→ **TEXT**
● ● ● ●
The finger is not obscene.
Every so often, a case pops up where some prosecutor decides to press charges on someone for giving the bird. The most recent one, overturned on appeal, was in Commonwealth v. Waugaman. Mr. Waugaman flipped off his ex wife after dropping off his kids to her. From the facts, it also sounds like he was being sort of a douche aside from that. But, the charge was (in part) “disorderly conduct” based on “obscene language or gesture.” (Op. at 2). He was found guilty of that charge, and sentence to 90 days probation and costs.
In order for something to be “obscene” it must meet the Miller test. The court must ask:
1) whether the average person applying contemporary community standards would find that the work as a whole appeals to the prurient interest;
2) whether the work depicts or describes, in a patently offensive way, sexual conduct defined by applicable state law; and
3) whether the work lacks serious literary, artistic, political, or scientific value. Miller v. California, 413 U.S. 15, 16-17 (1973).
So lets do an exercise. Read the following passage:
My sweet little whorish Nora I did as you told me, you dirty little girl, and pulled myself off twice when I read your letter. I am delighted to see that you do like being fucked arseways. Yes, now I can remember that night when I fucked you for so long backwards. It was the dirtiest fucking I ever gave you, darling. My prick was stuck in you for hours, fucking in and out under your upturned rump. Letter from James Joyce to Nora Barnacle (1909)
● ● ● ●
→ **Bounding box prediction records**
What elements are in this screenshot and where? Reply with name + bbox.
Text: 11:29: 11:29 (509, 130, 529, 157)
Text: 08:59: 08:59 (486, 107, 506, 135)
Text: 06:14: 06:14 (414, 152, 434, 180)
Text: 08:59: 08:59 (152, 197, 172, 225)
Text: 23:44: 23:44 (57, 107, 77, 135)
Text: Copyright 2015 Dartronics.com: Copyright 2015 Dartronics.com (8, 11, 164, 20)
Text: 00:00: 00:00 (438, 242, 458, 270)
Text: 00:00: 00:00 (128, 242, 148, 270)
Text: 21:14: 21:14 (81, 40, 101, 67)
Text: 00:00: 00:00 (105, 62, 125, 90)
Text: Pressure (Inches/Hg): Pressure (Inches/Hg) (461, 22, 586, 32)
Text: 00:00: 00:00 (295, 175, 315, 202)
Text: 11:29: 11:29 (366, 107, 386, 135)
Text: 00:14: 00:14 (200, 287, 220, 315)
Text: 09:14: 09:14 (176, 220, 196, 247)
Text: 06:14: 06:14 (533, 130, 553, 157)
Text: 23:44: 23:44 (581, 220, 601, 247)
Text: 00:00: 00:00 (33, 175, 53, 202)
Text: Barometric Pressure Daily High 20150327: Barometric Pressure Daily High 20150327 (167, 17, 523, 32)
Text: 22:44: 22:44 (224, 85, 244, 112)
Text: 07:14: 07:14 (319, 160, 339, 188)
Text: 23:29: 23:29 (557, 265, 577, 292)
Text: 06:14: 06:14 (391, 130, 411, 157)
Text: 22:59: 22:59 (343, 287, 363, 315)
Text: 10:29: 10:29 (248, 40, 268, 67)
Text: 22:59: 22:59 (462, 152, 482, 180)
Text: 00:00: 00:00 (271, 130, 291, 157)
● ● ● ●
→ **EXERCISE OBJECTIVE**
Please extend the essay arguing that giving the finger is not obscene, starting after the last sentence of its quoted passage.

→ **RESULT OF THE EXERCISE**
Does it appeal to the “prurient interest?” Well, what the fuck does that mean? Pretty much it means that it has to turn you on. Do you have a chubbie or a snail trail from that? I mean, I guess someone could sploosh over it, but then again, there are people who are sexually aroused by balloons and sports mascots. But, in my “contemporary community” if you tossed that in a fortune cookie on a date, chances are pretty low that you’d be getting laid that night. Well, unless your date was a huge Joyce fan. Which is sort of hot in itself, I guess. But, to focus here — I don’t think so. But, lets pretend it does.
Does it depict sexual conduct? Sure. How about in a “patently offensive way”? Depends on who you ask, no? Is that patently offensive? Looks to me a lot less offensive than an average conference call with yours truly, but I’m not exactly the norm, I suppose.
Does it have serious literary, artistic, political, or scientific value? Well, it turned out to be necessary to my academic study of James Joyce’s Ulysses in the context of a law review article. See Ulysses: A Mighty Hero in the Fight for Freedom of Expression, 11 U. MASS L. REV. 268, 295-296 (2016).
So, I’d say “fuck no, its not fucking obscene you chucklefuck.” But, I can’t even see how the written word could ever be called legally obscene. (1)
So, what about the middle finger? Obscene gesture? The prosecutor in the Waugaman case said that it was obscene, because the guy’s children saw it, and they “may well have seen their father’s conduct in relation to their mother as explicitly sexual in nature.” (Op. at 3).
But really, does it “appeal” to the prurient interest? On that first element, the Pennsylvania court called bullshit. It cited to, believe it or not, another case dealing with this same chickenshit type charge. Brockway v. Shepherd, 942 F. Supp. 1012, 1016-17 (M.D. Pa. 1996) (“using a base term for sex does not change the disrespectful, inoffensive communication into one that appeals to the prurient interest. It would be a rare person who would be ‘turned on’ by the display of a middle finger or the language it represents…”).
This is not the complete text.